▶ YOUR INSTRUCTIONS: Among the entries, which lines carry the string "name"? Copy each of them.

## START

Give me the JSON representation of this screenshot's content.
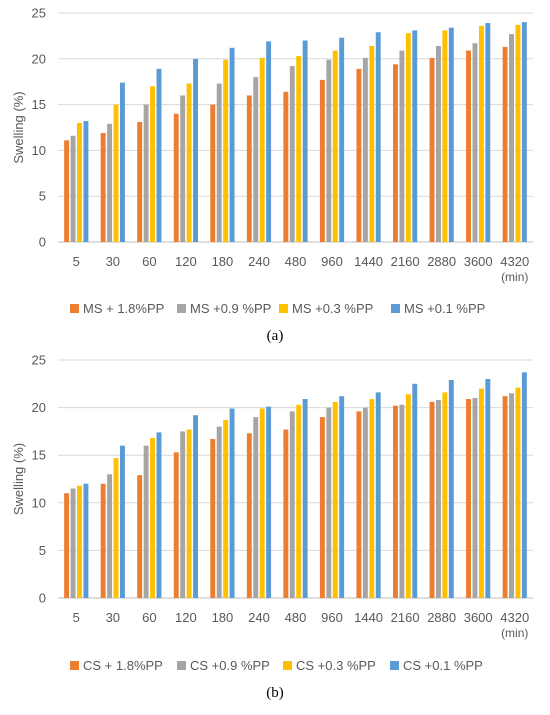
{
  "panels": [
    {
      "caption": "(a)",
      "chart_data": {
        "type": "bar",
        "ylabel": "Swelling (%)",
        "x_unit": "(min)",
        "ylim": [
          0,
          25
        ],
        "yticks": [
          0,
          5,
          10,
          15,
          20,
          25
        ],
        "grid": true,
        "legend_position": "bottom",
        "categories": [
          "5",
          "30",
          "60",
          "120",
          "180",
          "240",
          "480",
          "960",
          "1440",
          "2160",
          "2880",
          "3600",
          "4320"
        ],
        "series": [
          {
            "name": "MS + 1.8%PP",
            "color": "#ED7D31",
            "values": [
              11.1,
              11.9,
              13.1,
              14.0,
              15.0,
              16.0,
              16.4,
              17.7,
              18.9,
              19.4,
              20.1,
              20.9,
              21.3
            ]
          },
          {
            "name": "MS +0.9 %PP",
            "color": "#A5A5A5",
            "values": [
              11.6,
              12.9,
              15.0,
              16.0,
              17.3,
              18.0,
              19.2,
              19.9,
              20.1,
              20.9,
              21.4,
              21.7,
              22.7
            ]
          },
          {
            "name": "MS +0.3 %PP",
            "color": "#FFC000",
            "values": [
              13.0,
              15.0,
              17.0,
              17.3,
              19.9,
              20.1,
              20.3,
              20.9,
              21.4,
              22.8,
              23.1,
              23.6,
              23.7
            ]
          },
          {
            "name": "MS +0.1 %PP",
            "color": "#5B9BD5",
            "values": [
              13.2,
              17.4,
              18.9,
              20.0,
              21.2,
              21.9,
              22.0,
              22.3,
              22.9,
              23.1,
              23.4,
              23.9,
              24.0
            ]
          }
        ]
      }
    },
    {
      "caption": "(b)",
      "chart_data": {
        "type": "bar",
        "ylabel": "Swelling (%)",
        "x_unit": "(min)",
        "ylim": [
          0,
          25
        ],
        "yticks": [
          0,
          5,
          10,
          15,
          20,
          25
        ],
        "grid": true,
        "legend_position": "bottom",
        "categories": [
          "5",
          "30",
          "60",
          "120",
          "180",
          "240",
          "480",
          "960",
          "1440",
          "2160",
          "2880",
          "3600",
          "4320"
        ],
        "series": [
          {
            "name": "CS + 1.8%PP",
            "color": "#ED7D31",
            "values": [
              11.0,
              12.0,
              12.9,
              15.3,
              16.7,
              17.3,
              17.7,
              19.0,
              19.6,
              20.2,
              20.6,
              20.9,
              21.2
            ]
          },
          {
            "name": "CS +0.9 %PP",
            "color": "#A5A5A5",
            "values": [
              11.5,
              13.0,
              16.0,
              17.5,
              18.0,
              19.0,
              19.6,
              20.0,
              20.0,
              20.3,
              20.8,
              21.0,
              21.5
            ]
          },
          {
            "name": "CS +0.3 %PP",
            "color": "#FFC000",
            "values": [
              11.8,
              14.7,
              16.8,
              17.7,
              18.7,
              19.9,
              20.3,
              20.6,
              20.9,
              21.4,
              21.6,
              22.0,
              22.1
            ]
          },
          {
            "name": "CS +0.1 %PP",
            "color": "#5B9BD5",
            "values": [
              12.0,
              16.0,
              17.4,
              19.2,
              19.9,
              20.1,
              20.9,
              21.2,
              21.6,
              22.5,
              22.9,
              23.0,
              23.7
            ]
          }
        ]
      }
    }
  ]
}
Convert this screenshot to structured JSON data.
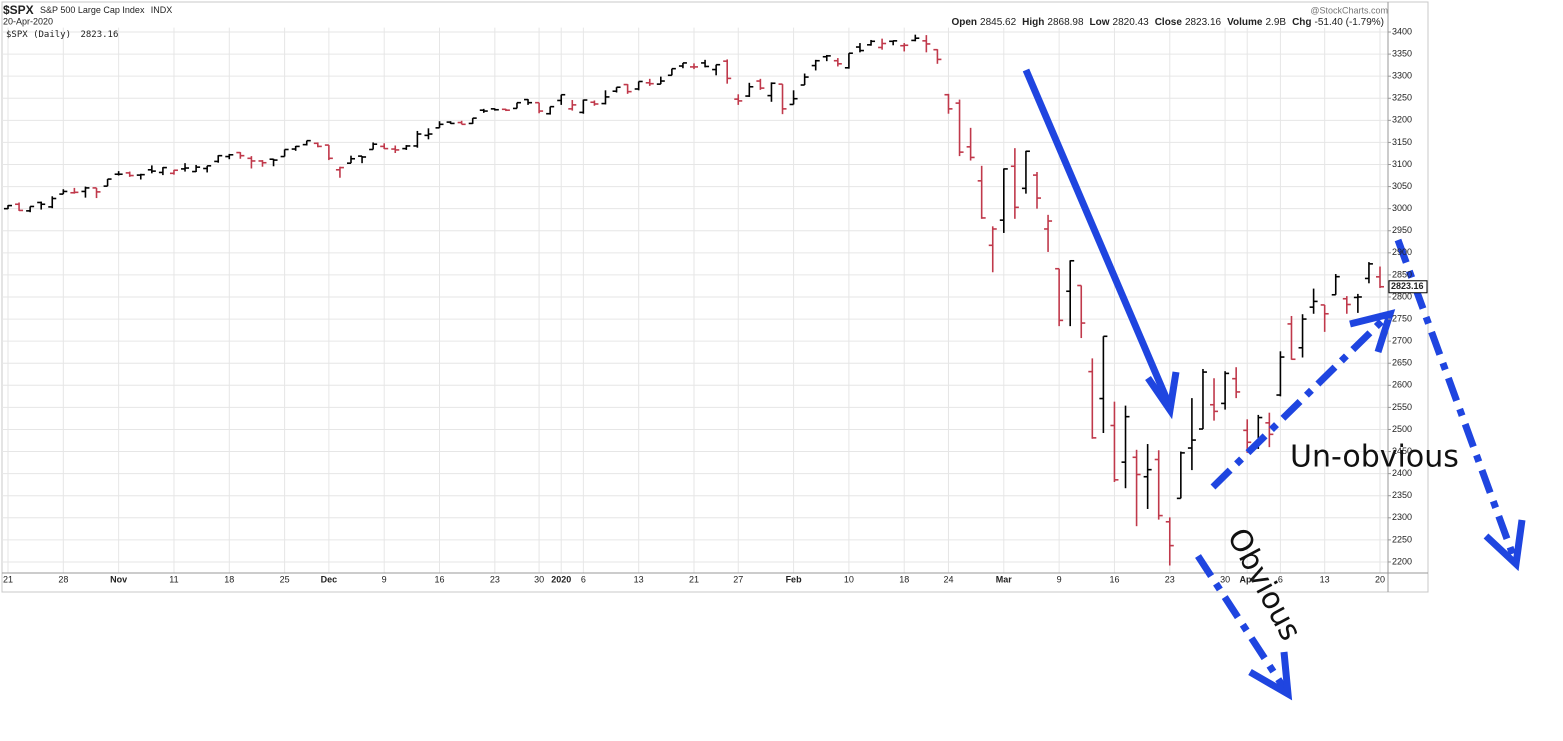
{
  "chart_data": {
    "type": "ohlc",
    "title": "$SPX",
    "subtitle": "S&P 500 Large Cap Index",
    "exchange": "INDX",
    "date": "20-Apr-2020",
    "legend_label": "$SPX (Daily)",
    "source": "@StockCharts.com",
    "volume": {
      "label": "Volume",
      "value": "2.9B"
    },
    "change": {
      "label": "Chg",
      "value": "-51.40 (-1.79%)"
    },
    "annotations": [
      "Obvious",
      "Un-obvious"
    ],
    "up_color": "#000000",
    "down_color": "#c0394b",
    "grid": true,
    "ylim": [
      2175,
      3410
    ],
    "yticks": [
      2200,
      2250,
      2300,
      2350,
      2400,
      2450,
      2500,
      2550,
      2600,
      2650,
      2700,
      2750,
      2800,
      2850,
      2900,
      2950,
      3000,
      3050,
      3100,
      3150,
      3200,
      3250,
      3300,
      3350,
      3400
    ],
    "categories": [
      "21",
      null,
      null,
      null,
      null,
      "28",
      null,
      null,
      null,
      null,
      "Nov",
      null,
      null,
      null,
      null,
      "11",
      null,
      null,
      null,
      null,
      "18",
      null,
      null,
      null,
      null,
      "25",
      null,
      null,
      null,
      "Dec",
      null,
      null,
      null,
      null,
      "9",
      null,
      null,
      null,
      null,
      "16",
      null,
      null,
      null,
      null,
      "23",
      null,
      null,
      null,
      "30",
      null,
      "2020",
      null,
      "6",
      null,
      null,
      null,
      null,
      "13",
      null,
      null,
      null,
      null,
      "21",
      null,
      null,
      null,
      "27",
      null,
      null,
      null,
      null,
      "Feb",
      null,
      null,
      null,
      null,
      "10",
      null,
      null,
      null,
      null,
      "18",
      null,
      null,
      null,
      "24",
      null,
      null,
      null,
      null,
      "Mar",
      null,
      null,
      null,
      null,
      "9",
      null,
      null,
      null,
      null,
      "16",
      null,
      null,
      null,
      null,
      "23",
      null,
      null,
      null,
      null,
      "30",
      null,
      "Apr",
      null,
      null,
      "6",
      null,
      null,
      null,
      "13",
      null,
      null,
      null,
      null,
      "20"
    ],
    "series": [
      {
        "name": "Open",
        "values": [
          3000,
          3010,
          2995,
          3014,
          3004,
          3033,
          3036,
          3039,
          3047,
          3051,
          3078,
          3081,
          3076,
          3088,
          3082,
          3080,
          3090,
          3084,
          3091,
          3107,
          3118,
          3127,
          3114,
          3108,
          3112,
          3118,
          3135,
          3145,
          3148,
          3144,
          3088,
          3103,
          3119,
          3134,
          3141,
          3135,
          3136,
          3142,
          3166,
          3183,
          3196,
          3195,
          3193,
          3223,
          3226,
          3225,
          3227,
          3247,
          3240,
          3215,
          3245,
          3226,
          3218,
          3241,
          3238,
          3266,
          3281,
          3271,
          3285,
          3282,
          3302,
          3323,
          3321,
          3330,
          3315,
          3334,
          3248,
          3255,
          3289,
          3256,
          3282,
          3236,
          3280,
          3324,
          3344,
          3335,
          3319,
          3366,
          3371,
          3365,
          3379,
          3369,
          3381,
          3380,
          3360,
          3258,
          3239,
          3140,
          3063,
          2917,
          2974,
          3096,
          3046,
          3076,
          2954,
          2864,
          2813,
          2826,
          2631,
          2570,
          2509,
          2426,
          2437,
          2393,
          2432,
          2291,
          2344,
          2458,
          2501,
          2556,
          2559,
          2615,
          2498,
          2459,
          2515,
          2578,
          2739,
          2685,
          2777,
          2782,
          2805,
          2796,
          2799,
          2842,
          2845.62
        ]
      },
      {
        "name": "High",
        "values": [
          3008,
          3014,
          3005,
          3016,
          3028,
          3044,
          3047,
          3050,
          3047,
          3067,
          3085,
          3084,
          3079,
          3098,
          3094,
          3088,
          3103,
          3099,
          3097,
          3121,
          3124,
          3128,
          3119,
          3110,
          3113,
          3134,
          3142,
          3154,
          3150,
          3144,
          3095,
          3120,
          3119,
          3150,
          3148,
          3143,
          3144,
          3176,
          3182,
          3198,
          3198,
          3199,
          3205,
          3226,
          3227,
          3226,
          3240,
          3248,
          3240,
          3231,
          3258,
          3246,
          3247,
          3245,
          3268,
          3275,
          3282,
          3288,
          3294,
          3299,
          3317,
          3330,
          3329,
          3337,
          3326,
          3338,
          3259,
          3285,
          3294,
          3286,
          3282,
          3268,
          3306,
          3337,
          3348,
          3341,
          3352,
          3375,
          3382,
          3385,
          3381,
          3375,
          3394,
          3393,
          3361,
          3260,
          3247,
          3183,
          3097,
          2960,
          3091,
          3137,
          3131,
          3083,
          2986,
          2864,
          2883,
          2826,
          2661,
          2711,
          2563,
          2554,
          2454,
          2467,
          2453,
          2301,
          2450,
          2571,
          2637,
          2616,
          2632,
          2641,
          2523,
          2533,
          2538,
          2677,
          2757,
          2761,
          2819,
          2782,
          2852,
          2802,
          2807,
          2879,
          2868.98
        ]
      },
      {
        "name": "Low",
        "values": [
          2999,
          2995,
          2992,
          2998,
          3001,
          3033,
          3034,
          3025,
          3024,
          3051,
          3075,
          3072,
          3066,
          3080,
          3076,
          3077,
          3084,
          3083,
          3082,
          3104,
          3112,
          3113,
          3091,
          3095,
          3096,
          3118,
          3131,
          3143,
          3139,
          3110,
          3070,
          3103,
          3103,
          3134,
          3135,
          3126,
          3133,
          3138,
          3157,
          3183,
          3192,
          3191,
          3192,
          3217,
          3222,
          3221,
          3227,
          3235,
          3216,
          3213,
          3235,
          3222,
          3215,
          3233,
          3236,
          3263,
          3260,
          3268,
          3278,
          3282,
          3302,
          3318,
          3316,
          3320,
          3302,
          3283,
          3235,
          3253,
          3269,
          3242,
          3214,
          3236,
          3280,
          3313,
          3334,
          3322,
          3317,
          3354,
          3369,
          3360,
          3370,
          3356,
          3379,
          3354,
          3328,
          3215,
          3119,
          3109,
          2977,
          2856,
          2945,
          2977,
          3034,
          3000,
          2902,
          2734,
          2734,
          2707,
          2479,
          2492,
          2381,
          2367,
          2281,
          2320,
          2296,
          2192,
          2344,
          2408,
          2501,
          2520,
          2545,
          2571,
          2447,
          2456,
          2460,
          2575,
          2658,
          2663,
          2762,
          2721,
          2805,
          2762,
          2764,
          2831,
          2820.43
        ]
      },
      {
        "name": "Close",
        "values": [
          3007,
          2996,
          3005,
          3010,
          3023,
          3039,
          3037,
          3047,
          3038,
          3067,
          3078,
          3075,
          3077,
          3085,
          3093,
          3087,
          3092,
          3094,
          3097,
          3120,
          3122,
          3120,
          3108,
          3104,
          3110,
          3134,
          3141,
          3154,
          3141,
          3114,
          3093,
          3113,
          3117,
          3146,
          3136,
          3133,
          3142,
          3169,
          3169,
          3191,
          3193,
          3191,
          3205,
          3221,
          3224,
          3223,
          3240,
          3240,
          3221,
          3231,
          3258,
          3235,
          3246,
          3237,
          3253,
          3275,
          3265,
          3288,
          3283,
          3289,
          3317,
          3330,
          3321,
          3322,
          3326,
          3295,
          3244,
          3276,
          3273,
          3284,
          3226,
          3249,
          3298,
          3335,
          3346,
          3328,
          3352,
          3358,
          3379,
          3374,
          3380,
          3370,
          3386,
          3373,
          3338,
          3226,
          3128,
          3116,
          2979,
          2954,
          3090,
          3003,
          3130,
          3024,
          2972,
          2747,
          2882,
          2741,
          2481,
          2711,
          2386,
          2529,
          2398,
          2409,
          2305,
          2237,
          2447,
          2476,
          2630,
          2541,
          2627,
          2585,
          2471,
          2527,
          2489,
          2664,
          2659,
          2750,
          2790,
          2762,
          2846,
          2783,
          2800,
          2875,
          2823.16
        ]
      }
    ]
  }
}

## END

▶ REPLY:
            "name": "MS + 1.8%PP",
            "name": "MS +0.9 %PP",
            "name": "MS +0.3 %PP",
            "name": "MS +0.1 %PP",
            "name": "CS + 1.8%PP",
            "name": "CS +0.9 %PP",
            "name": "CS +0.3 %PP",
            "name": "CS +0.1 %PP",
        "name": "Open",
        "name": "High",
        "name": "Low",
        "name": "Close",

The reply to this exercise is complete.